Task statement:
Extract every line of the records below and reproduce each one verbatim, without alteration.

Listings of box coordinates:
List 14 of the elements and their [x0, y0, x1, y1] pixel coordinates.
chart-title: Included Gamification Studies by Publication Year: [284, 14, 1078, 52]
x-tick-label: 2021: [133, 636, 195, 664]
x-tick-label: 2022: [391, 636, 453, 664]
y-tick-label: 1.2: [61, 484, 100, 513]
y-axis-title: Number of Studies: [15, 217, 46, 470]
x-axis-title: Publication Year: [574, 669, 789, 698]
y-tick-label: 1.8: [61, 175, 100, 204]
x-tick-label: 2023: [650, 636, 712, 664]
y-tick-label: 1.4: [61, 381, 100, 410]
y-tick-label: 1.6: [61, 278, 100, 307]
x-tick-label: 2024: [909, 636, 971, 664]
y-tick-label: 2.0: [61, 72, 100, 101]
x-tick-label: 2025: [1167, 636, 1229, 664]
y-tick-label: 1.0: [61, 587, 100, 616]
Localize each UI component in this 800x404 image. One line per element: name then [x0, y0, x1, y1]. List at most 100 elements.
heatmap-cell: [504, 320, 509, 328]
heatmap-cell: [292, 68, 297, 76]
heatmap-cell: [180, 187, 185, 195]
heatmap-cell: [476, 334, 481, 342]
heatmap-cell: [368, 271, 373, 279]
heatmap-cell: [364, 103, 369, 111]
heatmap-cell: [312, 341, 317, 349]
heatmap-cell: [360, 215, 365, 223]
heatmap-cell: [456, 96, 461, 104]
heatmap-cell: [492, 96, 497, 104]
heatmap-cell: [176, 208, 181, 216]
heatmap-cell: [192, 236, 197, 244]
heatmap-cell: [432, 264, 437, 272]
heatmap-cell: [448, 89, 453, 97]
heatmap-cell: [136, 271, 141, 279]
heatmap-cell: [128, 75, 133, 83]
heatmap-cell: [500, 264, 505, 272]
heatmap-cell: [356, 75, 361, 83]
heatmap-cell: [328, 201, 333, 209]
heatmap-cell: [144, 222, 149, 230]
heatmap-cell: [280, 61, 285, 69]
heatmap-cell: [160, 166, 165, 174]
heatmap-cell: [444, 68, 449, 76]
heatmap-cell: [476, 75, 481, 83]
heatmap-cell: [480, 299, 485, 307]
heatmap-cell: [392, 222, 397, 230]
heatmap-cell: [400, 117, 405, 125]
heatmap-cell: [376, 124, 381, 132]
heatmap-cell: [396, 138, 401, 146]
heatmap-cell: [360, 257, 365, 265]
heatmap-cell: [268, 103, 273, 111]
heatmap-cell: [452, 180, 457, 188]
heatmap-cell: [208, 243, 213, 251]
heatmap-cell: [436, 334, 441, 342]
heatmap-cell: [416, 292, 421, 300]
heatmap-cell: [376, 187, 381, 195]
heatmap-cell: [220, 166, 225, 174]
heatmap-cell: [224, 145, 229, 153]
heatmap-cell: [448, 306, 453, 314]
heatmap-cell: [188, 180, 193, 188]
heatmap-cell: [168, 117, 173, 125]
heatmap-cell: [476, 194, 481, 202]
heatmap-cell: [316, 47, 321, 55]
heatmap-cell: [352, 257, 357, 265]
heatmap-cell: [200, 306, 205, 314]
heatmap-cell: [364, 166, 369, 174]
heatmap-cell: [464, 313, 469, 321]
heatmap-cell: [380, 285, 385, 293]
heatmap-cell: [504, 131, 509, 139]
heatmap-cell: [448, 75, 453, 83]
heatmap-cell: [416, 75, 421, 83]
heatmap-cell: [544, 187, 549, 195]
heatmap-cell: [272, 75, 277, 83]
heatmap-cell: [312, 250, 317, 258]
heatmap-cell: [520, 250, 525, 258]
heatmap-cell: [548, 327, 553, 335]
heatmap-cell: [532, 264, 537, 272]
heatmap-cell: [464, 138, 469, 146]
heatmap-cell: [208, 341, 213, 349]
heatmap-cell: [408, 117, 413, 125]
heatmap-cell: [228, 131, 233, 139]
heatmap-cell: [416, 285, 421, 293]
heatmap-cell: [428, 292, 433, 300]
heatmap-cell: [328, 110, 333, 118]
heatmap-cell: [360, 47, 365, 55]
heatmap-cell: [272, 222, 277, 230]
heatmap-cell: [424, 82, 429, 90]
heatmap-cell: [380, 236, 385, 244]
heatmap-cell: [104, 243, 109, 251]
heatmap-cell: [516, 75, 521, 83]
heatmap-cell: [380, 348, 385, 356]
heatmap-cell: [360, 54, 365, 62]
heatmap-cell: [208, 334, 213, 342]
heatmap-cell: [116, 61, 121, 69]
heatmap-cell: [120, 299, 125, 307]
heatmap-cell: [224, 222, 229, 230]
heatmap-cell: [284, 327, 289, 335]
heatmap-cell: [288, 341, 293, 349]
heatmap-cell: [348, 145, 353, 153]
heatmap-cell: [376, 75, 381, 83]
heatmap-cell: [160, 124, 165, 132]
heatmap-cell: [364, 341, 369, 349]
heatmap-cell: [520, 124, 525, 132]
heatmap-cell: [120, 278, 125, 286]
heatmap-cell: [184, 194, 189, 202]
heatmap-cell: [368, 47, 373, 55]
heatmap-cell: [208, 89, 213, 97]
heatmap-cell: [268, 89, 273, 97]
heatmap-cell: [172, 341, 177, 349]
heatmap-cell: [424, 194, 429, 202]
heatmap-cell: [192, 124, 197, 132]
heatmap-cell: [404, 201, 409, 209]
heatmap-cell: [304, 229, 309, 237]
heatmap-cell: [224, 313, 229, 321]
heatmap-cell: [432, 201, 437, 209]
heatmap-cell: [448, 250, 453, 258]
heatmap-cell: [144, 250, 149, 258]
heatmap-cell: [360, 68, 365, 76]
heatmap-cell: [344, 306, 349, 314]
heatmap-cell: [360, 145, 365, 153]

Solved problem:
List 14 of the elements and their [x0, y0, x1, y1] pixel coordinates.
chart-title: Included Gamification Studies by Publication Year: [284, 14, 1078, 52]
x-tick-label: 2021: [133, 636, 195, 664]
x-tick-label: 2022: [391, 636, 453, 664]
y-tick-label: 1.2: [61, 484, 100, 513]
y-axis-title: Number of Studies: [15, 217, 46, 470]
x-axis-title: Publication Year: [574, 669, 789, 698]
y-tick-label: 1.8: [61, 175, 100, 204]
x-tick-label: 2023: [650, 636, 712, 664]
y-tick-label: 1.4: [61, 381, 100, 410]
y-tick-label: 1.6: [61, 278, 100, 307]
x-tick-label: 2024: [909, 636, 971, 664]
y-tick-label: 2.0: [61, 72, 100, 101]
x-tick-label: 2025: [1167, 636, 1229, 664]
y-tick-label: 1.0: [61, 587, 100, 616]
Localize each UI component in this 800x404 image. One line per element: name then [x0, y0, x1, y1]. List at most 100 elements.
heatmap-cell: [504, 320, 509, 328]
heatmap-cell: [292, 68, 297, 76]
heatmap-cell: [180, 187, 185, 195]
heatmap-cell: [476, 334, 481, 342]
heatmap-cell: [368, 271, 373, 279]
heatmap-cell: [364, 103, 369, 111]
heatmap-cell: [312, 341, 317, 349]
heatmap-cell: [360, 215, 365, 223]
heatmap-cell: [456, 96, 461, 104]
heatmap-cell: [492, 96, 497, 104]
heatmap-cell: [176, 208, 181, 216]
heatmap-cell: [192, 236, 197, 244]
heatmap-cell: [432, 264, 437, 272]
heatmap-cell: [448, 89, 453, 97]
heatmap-cell: [136, 271, 141, 279]
heatmap-cell: [128, 75, 133, 83]
heatmap-cell: [500, 264, 505, 272]
heatmap-cell: [356, 75, 361, 83]
heatmap-cell: [328, 201, 333, 209]
heatmap-cell: [144, 222, 149, 230]
heatmap-cell: [280, 61, 285, 69]
heatmap-cell: [160, 166, 165, 174]
heatmap-cell: [444, 68, 449, 76]
heatmap-cell: [476, 75, 481, 83]
heatmap-cell: [480, 299, 485, 307]
heatmap-cell: [392, 222, 397, 230]
heatmap-cell: [400, 117, 405, 125]
heatmap-cell: [376, 124, 381, 132]
heatmap-cell: [396, 138, 401, 146]
heatmap-cell: [360, 257, 365, 265]
heatmap-cell: [268, 103, 273, 111]
heatmap-cell: [452, 180, 457, 188]
heatmap-cell: [208, 243, 213, 251]
heatmap-cell: [436, 334, 441, 342]
heatmap-cell: [416, 292, 421, 300]
heatmap-cell: [376, 187, 381, 195]
heatmap-cell: [220, 166, 225, 174]
heatmap-cell: [224, 145, 229, 153]
heatmap-cell: [448, 306, 453, 314]
heatmap-cell: [188, 180, 193, 188]
heatmap-cell: [168, 117, 173, 125]
heatmap-cell: [476, 194, 481, 202]
heatmap-cell: [316, 47, 321, 55]
heatmap-cell: [352, 257, 357, 265]
heatmap-cell: [200, 306, 205, 314]
heatmap-cell: [364, 166, 369, 174]
heatmap-cell: [464, 313, 469, 321]
heatmap-cell: [380, 285, 385, 293]
heatmap-cell: [504, 131, 509, 139]
heatmap-cell: [448, 75, 453, 83]
heatmap-cell: [416, 75, 421, 83]
heatmap-cell: [544, 187, 549, 195]
heatmap-cell: [272, 75, 277, 83]
heatmap-cell: [312, 250, 317, 258]
heatmap-cell: [520, 250, 525, 258]
heatmap-cell: [548, 327, 553, 335]
heatmap-cell: [532, 264, 537, 272]
heatmap-cell: [464, 138, 469, 146]
heatmap-cell: [208, 341, 213, 349]
heatmap-cell: [408, 117, 413, 125]
heatmap-cell: [228, 131, 233, 139]
heatmap-cell: [416, 285, 421, 293]
heatmap-cell: [428, 292, 433, 300]
heatmap-cell: [328, 110, 333, 118]
heatmap-cell: [360, 47, 365, 55]
heatmap-cell: [272, 222, 277, 230]
heatmap-cell: [424, 82, 429, 90]
heatmap-cell: [380, 236, 385, 244]
heatmap-cell: [104, 243, 109, 251]
heatmap-cell: [516, 75, 521, 83]
heatmap-cell: [380, 348, 385, 356]
heatmap-cell: [360, 54, 365, 62]
heatmap-cell: [208, 334, 213, 342]
heatmap-cell: [116, 61, 121, 69]
heatmap-cell: [120, 299, 125, 307]
heatmap-cell: [224, 222, 229, 230]
heatmap-cell: [284, 327, 289, 335]
heatmap-cell: [288, 341, 293, 349]
heatmap-cell: [348, 145, 353, 153]
heatmap-cell: [376, 75, 381, 83]
heatmap-cell: [160, 124, 165, 132]
heatmap-cell: [364, 341, 369, 349]
heatmap-cell: [520, 124, 525, 132]
heatmap-cell: [120, 278, 125, 286]
heatmap-cell: [184, 194, 189, 202]
heatmap-cell: [368, 47, 373, 55]
heatmap-cell: [208, 89, 213, 97]
heatmap-cell: [268, 89, 273, 97]
heatmap-cell: [172, 341, 177, 349]
heatmap-cell: [424, 194, 429, 202]
heatmap-cell: [192, 124, 197, 132]
heatmap-cell: [404, 201, 409, 209]
heatmap-cell: [304, 229, 309, 237]
heatmap-cell: [224, 313, 229, 321]
heatmap-cell: [432, 201, 437, 209]
heatmap-cell: [448, 250, 453, 258]
heatmap-cell: [144, 250, 149, 258]
heatmap-cell: [360, 68, 365, 76]
heatmap-cell: [344, 306, 349, 314]
heatmap-cell: [360, 145, 365, 153]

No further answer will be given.